AIM: In the data below, locate each line with the word "kredyty" and list it.

DATA FOR THIS TASK:

begin

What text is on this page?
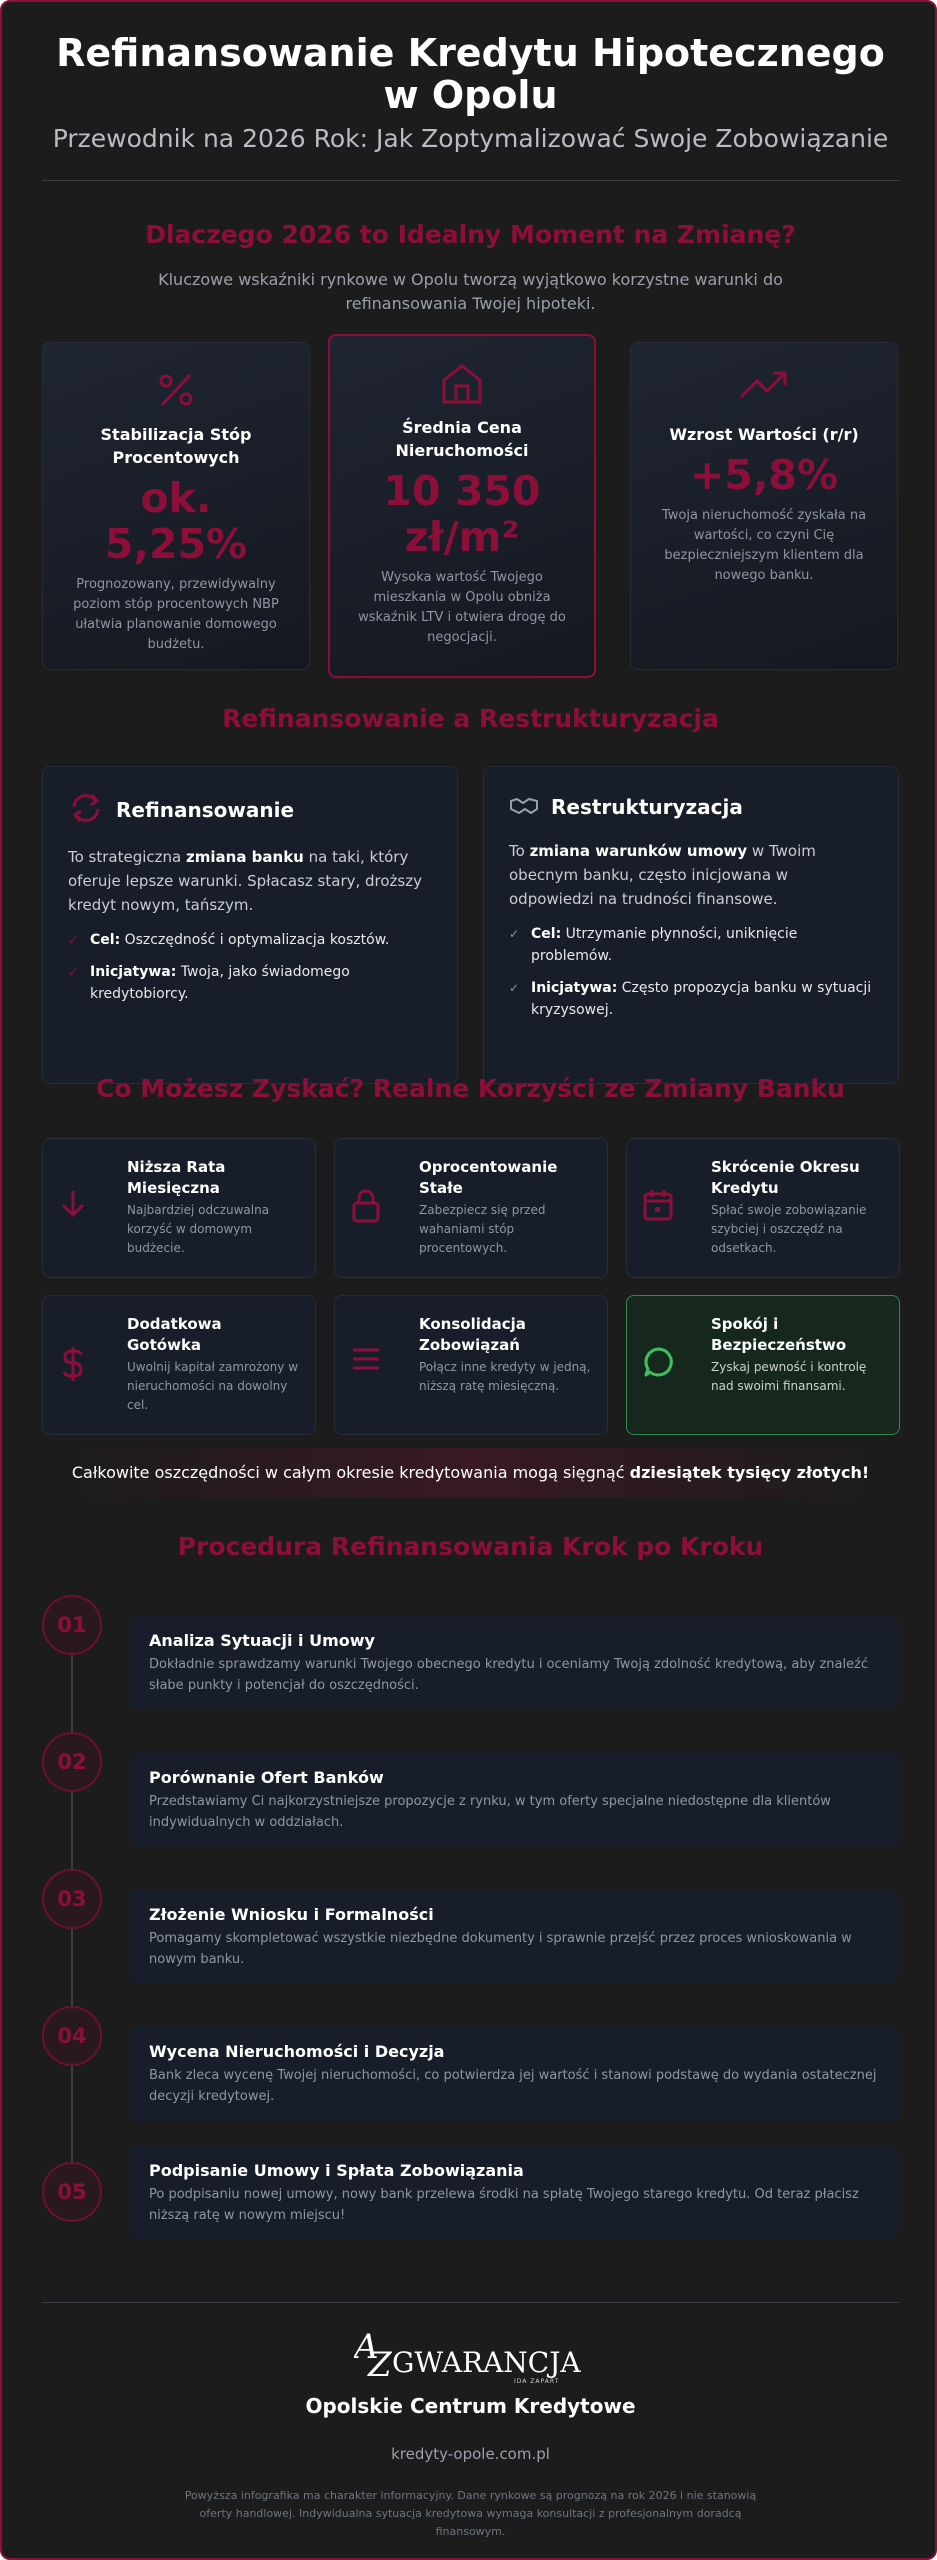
Refinansowanie Kredytu Hipotecznego w Opolu
Przewodnik na 2026 Rok: Jak Zoptymalizować Swoje Zobowiązanie
Dlaczego 2026 to Idealny Moment na Zmianę?
Kluczowe wskaźniki rynkowe w Opolu tworzą wyjątkowo korzystne warunki do refinansowania Twojej hipoteki.
Stabilizacja Stóp Procentowych
ok. 5,25%
Prognozowany, przewidywalny poziom stóp procentowych NBP ułatwia planowanie domowego budżetu.
Średnia Cena Nieruchomości
10 350 zł/m²
Wysoka wartość Twojego mieszkania w Opolu obniża wskaźnik LTV i otwiera drogę do negocjacji.
Wzrost Wartości (r/r)
+5,8%
Twoja nieruchomość zyskała na wartości, co czyni Cię bezpieczniejszym klientem dla nowego banku.
Refinansowanie a Restrukturyzacja
Refinansowanie

To strategiczna zmiana banku na taki, który oferuje lepsze warunki. Spłacasz stary, droższy kredyt nowym, tańszym.

✓ Cel: Oszczędność i optymalizacja kosztów.
✓ Inicjatywa: Twoja, jako świadomego kredytobiorcy.
Restrukturyzacja

To zmiana warunków umowy w Twoim obecnym banku, często inicjowana w odpowiedzi na trudności finansowe.

✓ Cel: Utrzymanie płynności, uniknięcie problemów.
✓ Inicjatywa: Często propozycja banku w sytuacji kryzysowej.
Co Możesz Zyskać? Realne Korzyści ze Zmiany Banku
Niższa Rata Miesięczna
Najbardziej odczuwalna korzyść w domowym budżecie.
Oprocentowanie Stałe
Zabezpiecz się przed wahaniami stóp procentowych.
Skrócenie Okresu Kredytu
Spłać swoje zobowiązanie szybciej i oszczędź na odsetkach.
Dodatkowa Gotówka
Uwolnij kapitał zamrożony w nieruchomości na dowolny cel.
Konsolidacja Zobowiązań
Połącz inne kredyty w jedną, niższą ratę miesięczną.
Spokój i Bezpieczeństwo
Zyskaj pewność i kontrolę nad swoimi finansami.
Całkowite oszczędności w całym okresie kredytowania mogą sięgnąć dziesiątek tysięcy złotych!
Procedura Refinansowania Krok po Kroku
01
Analiza Sytuacji i Umowy
Dokładnie sprawdzamy warunki Twojego obecnego kredytu i oceniamy Twoją zdolność kredytową, aby znaleźć słabe punkty i potencjał do oszczędności.
02
Porównanie Ofert Banków
Przedstawiamy Ci najkorzystniejsze propozycje z rynku, w tym oferty specjalne niedostępne dla klientów indywidualnych w oddziałach.
03
Złożenie Wniosku i Formalności
Pomagamy skompletować wszystkie niezbędne dokumenty i sprawnie przejść przez proces wnioskowania w nowym banku.
04
Wycena Nieruchomości i Decyzja
Bank zleca wycenę Twojej nieruchomości, co potwierdza jej wartość i stanowi podstawę do wydania ostatecznej decyzji kredytowej.
05
Podpisanie Umowy i Spłata Zobowiązania
Po podpisaniu nowej umowy, nowy bank przelewa środki na spłatę Twojego starego kredytu. Od teraz płacisz niższą ratę w nowym miejscu!
A
Z GWARANCJA
IDA ZAPART
Opolskie Centrum Kredytowe
kredyty-opole.com.pl
Powyższa infografika ma charakter informacyjny. Dane rynkowe są prognozą na rok 2026 i nie stanowią oferty handlowej. Indywidualna sytuacja kredytowa wymaga konsultacji z profesjonalnym doradcą finansowym.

end

SOLUTION FOR THIS TASK:
Połącz inne kredyty w jedną, niższą ratę miesięczną.
kredyty-opole.com.pl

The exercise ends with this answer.